### WHAT IS REQUIRED
What number of lines hold the word "JSON"? State that number and nothing besides.

### EXERCISE INPUT
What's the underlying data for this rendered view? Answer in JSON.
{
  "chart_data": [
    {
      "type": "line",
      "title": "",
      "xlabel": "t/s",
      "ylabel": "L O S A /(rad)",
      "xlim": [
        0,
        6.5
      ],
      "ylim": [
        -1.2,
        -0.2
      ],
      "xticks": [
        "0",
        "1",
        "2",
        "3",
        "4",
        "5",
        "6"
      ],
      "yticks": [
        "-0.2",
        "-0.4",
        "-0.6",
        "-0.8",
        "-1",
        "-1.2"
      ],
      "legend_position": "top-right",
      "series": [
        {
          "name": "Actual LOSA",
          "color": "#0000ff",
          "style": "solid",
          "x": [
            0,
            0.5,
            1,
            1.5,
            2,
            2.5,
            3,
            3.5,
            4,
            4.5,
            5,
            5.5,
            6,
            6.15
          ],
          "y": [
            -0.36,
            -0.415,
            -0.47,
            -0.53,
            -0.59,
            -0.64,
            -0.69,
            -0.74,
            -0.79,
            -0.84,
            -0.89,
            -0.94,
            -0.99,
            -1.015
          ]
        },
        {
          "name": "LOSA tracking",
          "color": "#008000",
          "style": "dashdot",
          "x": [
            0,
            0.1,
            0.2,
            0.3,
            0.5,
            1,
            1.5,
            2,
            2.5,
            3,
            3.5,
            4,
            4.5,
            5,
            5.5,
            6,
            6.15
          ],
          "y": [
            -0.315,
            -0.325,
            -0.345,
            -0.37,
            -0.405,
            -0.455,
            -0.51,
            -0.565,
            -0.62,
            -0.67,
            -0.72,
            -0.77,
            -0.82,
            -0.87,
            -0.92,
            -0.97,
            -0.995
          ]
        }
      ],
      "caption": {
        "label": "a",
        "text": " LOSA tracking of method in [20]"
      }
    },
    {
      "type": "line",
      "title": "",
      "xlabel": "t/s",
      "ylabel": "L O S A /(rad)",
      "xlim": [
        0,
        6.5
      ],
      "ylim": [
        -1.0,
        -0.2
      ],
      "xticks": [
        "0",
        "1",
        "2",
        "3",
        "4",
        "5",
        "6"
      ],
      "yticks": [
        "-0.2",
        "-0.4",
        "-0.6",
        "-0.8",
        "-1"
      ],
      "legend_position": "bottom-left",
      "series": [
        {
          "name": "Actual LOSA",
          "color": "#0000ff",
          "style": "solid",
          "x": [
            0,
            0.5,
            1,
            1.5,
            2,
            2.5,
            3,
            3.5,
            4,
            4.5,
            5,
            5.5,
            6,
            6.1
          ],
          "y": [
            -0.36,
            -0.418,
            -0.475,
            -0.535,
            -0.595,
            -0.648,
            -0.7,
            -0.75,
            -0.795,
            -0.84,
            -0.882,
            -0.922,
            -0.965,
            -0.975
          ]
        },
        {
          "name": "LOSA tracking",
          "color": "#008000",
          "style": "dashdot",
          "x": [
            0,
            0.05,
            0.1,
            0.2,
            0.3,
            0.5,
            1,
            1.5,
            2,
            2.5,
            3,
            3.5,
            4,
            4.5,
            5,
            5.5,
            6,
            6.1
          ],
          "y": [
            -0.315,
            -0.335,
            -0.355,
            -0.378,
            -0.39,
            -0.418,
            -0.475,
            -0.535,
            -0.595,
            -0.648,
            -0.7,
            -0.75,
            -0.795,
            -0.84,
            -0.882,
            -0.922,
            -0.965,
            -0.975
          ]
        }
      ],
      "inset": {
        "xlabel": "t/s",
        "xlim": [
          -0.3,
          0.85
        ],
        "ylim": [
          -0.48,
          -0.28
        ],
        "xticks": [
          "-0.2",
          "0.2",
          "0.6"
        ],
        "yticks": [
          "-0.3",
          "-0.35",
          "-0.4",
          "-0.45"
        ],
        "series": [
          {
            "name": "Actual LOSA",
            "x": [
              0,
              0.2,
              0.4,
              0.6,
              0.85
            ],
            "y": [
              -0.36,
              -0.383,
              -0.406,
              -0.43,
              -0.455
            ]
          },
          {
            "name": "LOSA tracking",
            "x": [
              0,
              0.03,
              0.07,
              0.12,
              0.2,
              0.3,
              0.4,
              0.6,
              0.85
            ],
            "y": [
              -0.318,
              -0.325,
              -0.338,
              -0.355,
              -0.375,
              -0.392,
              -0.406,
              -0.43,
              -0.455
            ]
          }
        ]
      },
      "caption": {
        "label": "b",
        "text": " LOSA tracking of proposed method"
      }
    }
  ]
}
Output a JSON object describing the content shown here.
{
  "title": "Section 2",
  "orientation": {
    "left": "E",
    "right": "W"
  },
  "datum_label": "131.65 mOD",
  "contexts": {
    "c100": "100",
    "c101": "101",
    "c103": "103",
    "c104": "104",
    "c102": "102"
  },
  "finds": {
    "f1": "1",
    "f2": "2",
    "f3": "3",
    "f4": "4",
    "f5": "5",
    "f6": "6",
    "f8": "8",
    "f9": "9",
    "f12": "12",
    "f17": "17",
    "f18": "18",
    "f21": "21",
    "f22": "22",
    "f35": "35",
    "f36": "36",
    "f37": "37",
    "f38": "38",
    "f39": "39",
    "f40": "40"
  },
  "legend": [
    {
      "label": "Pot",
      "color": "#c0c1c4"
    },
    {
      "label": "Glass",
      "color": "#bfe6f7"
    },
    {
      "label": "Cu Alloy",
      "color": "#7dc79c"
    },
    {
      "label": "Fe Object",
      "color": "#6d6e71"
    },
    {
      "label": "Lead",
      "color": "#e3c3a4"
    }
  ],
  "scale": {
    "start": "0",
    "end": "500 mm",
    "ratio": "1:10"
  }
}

### ANSWER TO THIS PROBLEM
2